Written task
Comb through the entries for "ภายในเด" and pull out each line that holds it.

▬▬▬▬▬▬

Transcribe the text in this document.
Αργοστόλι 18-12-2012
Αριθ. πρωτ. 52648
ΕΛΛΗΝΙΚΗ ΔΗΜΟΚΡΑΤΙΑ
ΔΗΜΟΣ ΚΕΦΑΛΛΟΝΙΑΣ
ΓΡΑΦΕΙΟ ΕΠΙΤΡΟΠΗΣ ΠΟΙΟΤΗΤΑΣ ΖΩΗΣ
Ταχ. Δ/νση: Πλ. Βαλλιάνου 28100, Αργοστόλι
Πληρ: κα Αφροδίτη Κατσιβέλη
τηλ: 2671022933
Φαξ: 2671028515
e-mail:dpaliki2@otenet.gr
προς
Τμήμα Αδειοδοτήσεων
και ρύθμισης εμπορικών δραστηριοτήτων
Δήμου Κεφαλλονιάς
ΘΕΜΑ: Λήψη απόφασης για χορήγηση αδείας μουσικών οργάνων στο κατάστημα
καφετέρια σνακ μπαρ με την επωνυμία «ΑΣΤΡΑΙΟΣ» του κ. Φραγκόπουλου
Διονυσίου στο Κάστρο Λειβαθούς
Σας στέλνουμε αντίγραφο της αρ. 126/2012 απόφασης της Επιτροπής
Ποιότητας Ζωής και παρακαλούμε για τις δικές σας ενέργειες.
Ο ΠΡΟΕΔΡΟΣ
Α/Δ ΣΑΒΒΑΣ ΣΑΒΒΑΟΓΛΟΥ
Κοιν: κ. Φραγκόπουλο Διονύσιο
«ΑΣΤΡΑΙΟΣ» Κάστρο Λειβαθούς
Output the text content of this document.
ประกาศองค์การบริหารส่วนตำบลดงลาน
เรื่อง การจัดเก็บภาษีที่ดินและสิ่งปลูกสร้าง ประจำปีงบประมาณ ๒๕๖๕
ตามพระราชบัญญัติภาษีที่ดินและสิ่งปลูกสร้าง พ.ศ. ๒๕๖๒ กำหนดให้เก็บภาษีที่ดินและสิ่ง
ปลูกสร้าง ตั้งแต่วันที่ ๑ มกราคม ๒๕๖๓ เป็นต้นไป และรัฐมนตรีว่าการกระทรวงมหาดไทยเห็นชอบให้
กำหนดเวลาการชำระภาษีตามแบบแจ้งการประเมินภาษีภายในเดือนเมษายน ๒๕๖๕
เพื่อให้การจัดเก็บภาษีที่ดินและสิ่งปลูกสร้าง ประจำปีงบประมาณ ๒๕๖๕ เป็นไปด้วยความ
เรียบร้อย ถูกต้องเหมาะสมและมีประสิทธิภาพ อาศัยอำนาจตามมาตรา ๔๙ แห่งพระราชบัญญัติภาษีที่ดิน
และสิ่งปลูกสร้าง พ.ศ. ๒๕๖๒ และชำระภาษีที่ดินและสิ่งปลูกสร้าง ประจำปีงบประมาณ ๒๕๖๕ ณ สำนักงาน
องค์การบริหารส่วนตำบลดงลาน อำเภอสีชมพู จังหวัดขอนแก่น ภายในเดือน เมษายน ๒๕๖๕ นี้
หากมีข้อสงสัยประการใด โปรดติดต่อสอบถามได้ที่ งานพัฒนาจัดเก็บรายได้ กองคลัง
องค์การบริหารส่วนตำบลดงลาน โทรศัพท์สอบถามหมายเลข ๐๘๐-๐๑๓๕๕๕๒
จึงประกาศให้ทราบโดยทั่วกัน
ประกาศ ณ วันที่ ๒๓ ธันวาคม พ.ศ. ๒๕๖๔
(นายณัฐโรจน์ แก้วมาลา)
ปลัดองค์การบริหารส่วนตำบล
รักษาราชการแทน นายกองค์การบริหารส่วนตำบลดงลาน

▬▬▬▬▬▬

Answer to this exercise
กำหนดเวลาการชำระภาษีตามแบบแจ้งการประเมินภาษีภายในเดือนเมษายน ๒๕๖๕
องค์การบริหารส่วนตำบลดงลาน อำเภอสีชมพู จังหวัดขอนแก่น ภายในเดือน เมษายน ๒๕๖๕ นี้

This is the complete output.